**What the exercise asks**
Pick out each line of the records that includes the string "Beschreiben", and copy it.

[Items from a dataset]

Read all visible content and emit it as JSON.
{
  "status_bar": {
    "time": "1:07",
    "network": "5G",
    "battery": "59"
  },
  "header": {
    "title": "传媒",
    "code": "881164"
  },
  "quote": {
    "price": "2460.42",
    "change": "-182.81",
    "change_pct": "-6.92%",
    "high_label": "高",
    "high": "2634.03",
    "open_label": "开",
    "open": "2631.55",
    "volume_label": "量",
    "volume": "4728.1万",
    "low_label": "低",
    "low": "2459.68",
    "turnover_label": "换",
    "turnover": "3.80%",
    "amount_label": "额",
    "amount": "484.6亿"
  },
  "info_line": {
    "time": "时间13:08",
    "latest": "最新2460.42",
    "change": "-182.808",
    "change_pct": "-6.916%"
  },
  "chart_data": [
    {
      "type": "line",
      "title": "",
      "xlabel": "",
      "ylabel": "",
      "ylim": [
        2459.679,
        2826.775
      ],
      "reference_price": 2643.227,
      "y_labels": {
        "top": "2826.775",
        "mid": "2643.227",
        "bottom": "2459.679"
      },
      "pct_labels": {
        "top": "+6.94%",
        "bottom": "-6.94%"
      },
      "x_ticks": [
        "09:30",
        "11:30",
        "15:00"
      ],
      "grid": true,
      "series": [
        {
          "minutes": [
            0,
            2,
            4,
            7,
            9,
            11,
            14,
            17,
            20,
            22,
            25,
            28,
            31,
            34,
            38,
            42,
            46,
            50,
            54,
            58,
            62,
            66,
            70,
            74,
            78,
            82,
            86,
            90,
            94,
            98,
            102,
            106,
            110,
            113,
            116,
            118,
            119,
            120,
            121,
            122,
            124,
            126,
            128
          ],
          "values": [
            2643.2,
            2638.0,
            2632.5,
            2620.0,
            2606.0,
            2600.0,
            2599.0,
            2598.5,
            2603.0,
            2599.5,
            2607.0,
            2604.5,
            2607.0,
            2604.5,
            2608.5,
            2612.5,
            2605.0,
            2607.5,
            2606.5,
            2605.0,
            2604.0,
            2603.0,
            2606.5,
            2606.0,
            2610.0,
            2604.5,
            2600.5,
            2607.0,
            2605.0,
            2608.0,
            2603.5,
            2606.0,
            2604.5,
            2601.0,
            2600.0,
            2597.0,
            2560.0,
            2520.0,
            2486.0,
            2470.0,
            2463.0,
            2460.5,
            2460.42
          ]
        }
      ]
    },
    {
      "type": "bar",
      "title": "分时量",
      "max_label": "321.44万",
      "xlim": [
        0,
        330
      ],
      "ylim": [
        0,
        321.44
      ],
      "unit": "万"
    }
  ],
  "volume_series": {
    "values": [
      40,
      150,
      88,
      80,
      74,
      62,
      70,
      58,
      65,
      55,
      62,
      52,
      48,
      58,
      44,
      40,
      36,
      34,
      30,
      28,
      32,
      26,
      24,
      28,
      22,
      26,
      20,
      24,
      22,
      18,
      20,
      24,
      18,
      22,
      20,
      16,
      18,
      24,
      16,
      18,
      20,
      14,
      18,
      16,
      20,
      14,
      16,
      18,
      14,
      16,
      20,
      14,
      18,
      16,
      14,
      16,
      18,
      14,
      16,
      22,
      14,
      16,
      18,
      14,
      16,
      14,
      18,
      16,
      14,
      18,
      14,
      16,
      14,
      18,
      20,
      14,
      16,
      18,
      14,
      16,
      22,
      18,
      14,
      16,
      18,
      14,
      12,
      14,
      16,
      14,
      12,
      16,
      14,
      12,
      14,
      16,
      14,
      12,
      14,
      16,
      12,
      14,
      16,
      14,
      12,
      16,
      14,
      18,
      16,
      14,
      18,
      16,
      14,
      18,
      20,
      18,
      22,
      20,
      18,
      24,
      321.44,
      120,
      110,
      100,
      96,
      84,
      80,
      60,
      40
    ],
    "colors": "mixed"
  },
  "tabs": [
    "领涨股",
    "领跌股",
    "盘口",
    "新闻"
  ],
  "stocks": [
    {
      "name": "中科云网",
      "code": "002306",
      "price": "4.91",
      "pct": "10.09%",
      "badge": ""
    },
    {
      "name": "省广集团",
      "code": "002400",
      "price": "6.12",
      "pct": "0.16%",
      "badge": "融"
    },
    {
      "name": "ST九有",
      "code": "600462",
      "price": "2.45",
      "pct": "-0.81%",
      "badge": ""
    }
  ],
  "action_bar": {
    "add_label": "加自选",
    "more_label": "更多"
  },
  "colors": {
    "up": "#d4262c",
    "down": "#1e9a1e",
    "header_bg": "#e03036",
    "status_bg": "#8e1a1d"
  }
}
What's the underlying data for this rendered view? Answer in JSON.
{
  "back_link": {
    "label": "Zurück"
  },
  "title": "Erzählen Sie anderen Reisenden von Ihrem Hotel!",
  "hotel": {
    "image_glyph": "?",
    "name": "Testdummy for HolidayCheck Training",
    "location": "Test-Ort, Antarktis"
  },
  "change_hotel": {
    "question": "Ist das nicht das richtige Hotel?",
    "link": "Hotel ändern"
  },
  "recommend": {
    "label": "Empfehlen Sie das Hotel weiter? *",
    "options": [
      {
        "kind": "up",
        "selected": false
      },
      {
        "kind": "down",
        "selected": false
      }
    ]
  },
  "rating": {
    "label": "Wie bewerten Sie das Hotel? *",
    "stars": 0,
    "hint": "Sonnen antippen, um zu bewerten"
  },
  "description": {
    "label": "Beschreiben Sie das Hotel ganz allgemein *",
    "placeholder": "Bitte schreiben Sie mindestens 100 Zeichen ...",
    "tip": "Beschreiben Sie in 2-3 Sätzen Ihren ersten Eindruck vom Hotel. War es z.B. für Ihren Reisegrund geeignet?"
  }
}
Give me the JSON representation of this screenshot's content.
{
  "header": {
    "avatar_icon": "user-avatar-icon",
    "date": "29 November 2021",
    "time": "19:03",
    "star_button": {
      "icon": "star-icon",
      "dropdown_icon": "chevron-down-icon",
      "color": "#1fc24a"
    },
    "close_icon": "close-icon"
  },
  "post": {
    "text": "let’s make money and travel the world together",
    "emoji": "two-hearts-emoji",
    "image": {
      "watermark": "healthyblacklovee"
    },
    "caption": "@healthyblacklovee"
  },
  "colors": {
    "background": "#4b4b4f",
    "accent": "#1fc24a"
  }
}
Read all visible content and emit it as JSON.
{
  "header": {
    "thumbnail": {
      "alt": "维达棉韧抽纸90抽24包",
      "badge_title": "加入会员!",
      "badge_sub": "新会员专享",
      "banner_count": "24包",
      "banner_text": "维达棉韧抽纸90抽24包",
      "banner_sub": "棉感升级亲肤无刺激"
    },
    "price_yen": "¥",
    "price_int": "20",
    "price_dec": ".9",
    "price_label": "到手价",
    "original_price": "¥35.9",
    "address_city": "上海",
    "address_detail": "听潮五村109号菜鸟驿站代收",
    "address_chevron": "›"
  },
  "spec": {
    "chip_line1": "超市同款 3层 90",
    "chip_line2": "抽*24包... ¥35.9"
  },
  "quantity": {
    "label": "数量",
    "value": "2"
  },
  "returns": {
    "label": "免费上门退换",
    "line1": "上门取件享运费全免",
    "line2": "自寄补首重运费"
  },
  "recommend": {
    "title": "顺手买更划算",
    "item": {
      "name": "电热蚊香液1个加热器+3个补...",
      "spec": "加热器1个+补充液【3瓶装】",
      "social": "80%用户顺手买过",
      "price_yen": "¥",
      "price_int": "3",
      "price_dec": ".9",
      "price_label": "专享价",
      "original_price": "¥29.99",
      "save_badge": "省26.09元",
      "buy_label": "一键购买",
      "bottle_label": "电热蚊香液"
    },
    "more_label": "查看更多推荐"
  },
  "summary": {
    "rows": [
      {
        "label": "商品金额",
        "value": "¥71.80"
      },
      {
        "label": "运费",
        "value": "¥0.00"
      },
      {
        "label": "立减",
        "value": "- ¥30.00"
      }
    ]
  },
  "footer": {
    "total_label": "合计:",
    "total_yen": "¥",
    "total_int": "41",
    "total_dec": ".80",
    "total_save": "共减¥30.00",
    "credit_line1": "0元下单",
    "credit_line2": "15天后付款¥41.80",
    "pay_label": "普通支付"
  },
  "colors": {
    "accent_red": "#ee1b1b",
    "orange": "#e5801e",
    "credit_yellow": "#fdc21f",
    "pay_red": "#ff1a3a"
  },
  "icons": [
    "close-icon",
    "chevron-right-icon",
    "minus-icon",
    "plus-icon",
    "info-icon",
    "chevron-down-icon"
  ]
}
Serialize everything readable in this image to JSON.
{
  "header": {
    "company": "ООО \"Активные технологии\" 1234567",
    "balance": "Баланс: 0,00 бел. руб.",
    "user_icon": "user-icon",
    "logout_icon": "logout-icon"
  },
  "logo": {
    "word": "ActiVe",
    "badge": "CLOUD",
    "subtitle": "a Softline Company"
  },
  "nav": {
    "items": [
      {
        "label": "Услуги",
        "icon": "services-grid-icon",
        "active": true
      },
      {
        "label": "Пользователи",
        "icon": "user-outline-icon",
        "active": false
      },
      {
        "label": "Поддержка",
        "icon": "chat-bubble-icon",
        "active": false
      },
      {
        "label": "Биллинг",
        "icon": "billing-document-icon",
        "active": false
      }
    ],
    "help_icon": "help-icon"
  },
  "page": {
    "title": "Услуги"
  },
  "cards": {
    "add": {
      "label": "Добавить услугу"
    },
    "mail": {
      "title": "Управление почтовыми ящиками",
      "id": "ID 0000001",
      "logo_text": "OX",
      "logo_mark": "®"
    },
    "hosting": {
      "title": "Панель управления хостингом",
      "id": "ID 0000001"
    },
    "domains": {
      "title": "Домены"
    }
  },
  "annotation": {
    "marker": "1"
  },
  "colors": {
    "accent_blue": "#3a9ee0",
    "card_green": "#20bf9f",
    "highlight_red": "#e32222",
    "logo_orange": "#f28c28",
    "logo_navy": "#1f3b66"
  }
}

**Result below**
    "label": "Beschreiben Sie das Hotel ganz allgemein *",
    "tip": "Beschreiben Sie in 2-3 Sätzen Ihren ersten Eindruck vom Hotel. War es z.B. für Ihren Reisegrund geeignet?"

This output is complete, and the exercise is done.